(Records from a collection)
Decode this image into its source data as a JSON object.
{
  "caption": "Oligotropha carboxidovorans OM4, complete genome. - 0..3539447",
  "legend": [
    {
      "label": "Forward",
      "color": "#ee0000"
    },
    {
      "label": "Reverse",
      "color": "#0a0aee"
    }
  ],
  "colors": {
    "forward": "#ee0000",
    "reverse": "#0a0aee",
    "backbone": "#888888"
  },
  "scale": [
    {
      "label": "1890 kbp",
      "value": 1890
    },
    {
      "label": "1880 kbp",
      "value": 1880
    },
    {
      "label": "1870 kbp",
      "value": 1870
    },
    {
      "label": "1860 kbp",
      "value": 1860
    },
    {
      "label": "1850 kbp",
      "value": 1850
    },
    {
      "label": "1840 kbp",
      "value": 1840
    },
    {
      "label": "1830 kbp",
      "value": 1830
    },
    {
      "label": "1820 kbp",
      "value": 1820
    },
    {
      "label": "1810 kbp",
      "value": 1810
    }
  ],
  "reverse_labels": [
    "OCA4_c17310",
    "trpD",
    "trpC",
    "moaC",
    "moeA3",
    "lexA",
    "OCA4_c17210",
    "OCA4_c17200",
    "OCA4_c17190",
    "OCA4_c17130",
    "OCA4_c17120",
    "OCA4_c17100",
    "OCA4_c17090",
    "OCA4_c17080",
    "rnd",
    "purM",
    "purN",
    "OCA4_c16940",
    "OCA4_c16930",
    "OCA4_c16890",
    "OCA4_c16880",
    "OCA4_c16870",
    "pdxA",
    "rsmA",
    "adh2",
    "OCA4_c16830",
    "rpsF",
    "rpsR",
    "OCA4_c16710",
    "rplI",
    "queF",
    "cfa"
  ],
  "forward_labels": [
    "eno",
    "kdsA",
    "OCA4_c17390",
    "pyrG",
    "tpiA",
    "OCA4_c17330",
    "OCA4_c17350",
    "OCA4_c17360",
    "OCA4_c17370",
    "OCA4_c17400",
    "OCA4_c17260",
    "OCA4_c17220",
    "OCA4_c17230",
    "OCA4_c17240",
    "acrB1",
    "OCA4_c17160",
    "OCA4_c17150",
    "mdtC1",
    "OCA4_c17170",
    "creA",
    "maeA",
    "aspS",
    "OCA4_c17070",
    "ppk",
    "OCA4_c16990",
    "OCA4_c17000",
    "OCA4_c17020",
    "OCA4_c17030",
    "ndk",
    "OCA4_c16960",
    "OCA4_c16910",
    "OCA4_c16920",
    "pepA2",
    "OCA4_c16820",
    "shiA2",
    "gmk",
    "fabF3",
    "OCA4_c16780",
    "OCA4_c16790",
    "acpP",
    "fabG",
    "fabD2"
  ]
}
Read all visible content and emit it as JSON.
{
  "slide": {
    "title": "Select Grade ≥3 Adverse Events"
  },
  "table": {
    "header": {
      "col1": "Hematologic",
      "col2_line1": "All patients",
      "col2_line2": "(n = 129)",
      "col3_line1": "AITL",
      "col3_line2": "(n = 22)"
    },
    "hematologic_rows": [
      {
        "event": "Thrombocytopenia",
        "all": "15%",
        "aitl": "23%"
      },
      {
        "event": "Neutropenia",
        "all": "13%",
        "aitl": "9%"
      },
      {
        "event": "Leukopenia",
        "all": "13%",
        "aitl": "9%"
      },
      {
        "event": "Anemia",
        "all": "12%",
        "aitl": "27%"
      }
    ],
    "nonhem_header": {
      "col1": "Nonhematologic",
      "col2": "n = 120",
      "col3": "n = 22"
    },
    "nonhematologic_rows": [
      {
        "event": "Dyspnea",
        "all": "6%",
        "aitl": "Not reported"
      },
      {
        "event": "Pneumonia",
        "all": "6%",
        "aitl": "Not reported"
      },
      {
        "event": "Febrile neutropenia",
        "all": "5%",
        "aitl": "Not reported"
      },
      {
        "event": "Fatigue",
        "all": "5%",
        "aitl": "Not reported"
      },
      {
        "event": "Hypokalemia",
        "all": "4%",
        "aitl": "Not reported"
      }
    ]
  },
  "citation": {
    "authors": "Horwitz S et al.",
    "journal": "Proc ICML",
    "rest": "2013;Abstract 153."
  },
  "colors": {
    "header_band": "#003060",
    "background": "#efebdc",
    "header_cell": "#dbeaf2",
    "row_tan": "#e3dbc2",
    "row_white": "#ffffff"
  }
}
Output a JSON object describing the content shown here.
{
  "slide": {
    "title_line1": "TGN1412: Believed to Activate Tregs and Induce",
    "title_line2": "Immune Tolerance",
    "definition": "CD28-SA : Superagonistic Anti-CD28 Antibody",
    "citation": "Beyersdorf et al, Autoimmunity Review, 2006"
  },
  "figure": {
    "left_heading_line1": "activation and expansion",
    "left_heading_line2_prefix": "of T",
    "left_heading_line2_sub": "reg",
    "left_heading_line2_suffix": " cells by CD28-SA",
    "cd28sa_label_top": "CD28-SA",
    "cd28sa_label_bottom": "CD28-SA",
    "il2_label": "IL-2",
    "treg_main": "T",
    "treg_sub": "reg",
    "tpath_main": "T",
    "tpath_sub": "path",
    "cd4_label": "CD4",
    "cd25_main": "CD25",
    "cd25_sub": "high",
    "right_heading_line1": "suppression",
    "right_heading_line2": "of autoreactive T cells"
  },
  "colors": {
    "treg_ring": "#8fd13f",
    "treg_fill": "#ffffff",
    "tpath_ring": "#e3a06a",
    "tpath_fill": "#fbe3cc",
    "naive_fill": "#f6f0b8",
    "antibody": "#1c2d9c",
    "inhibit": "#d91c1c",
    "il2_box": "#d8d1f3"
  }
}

■ Work instruction
Could you please give the number of lines in the data above that contain the word "object"? Only the number is needed.

■ Your solution
2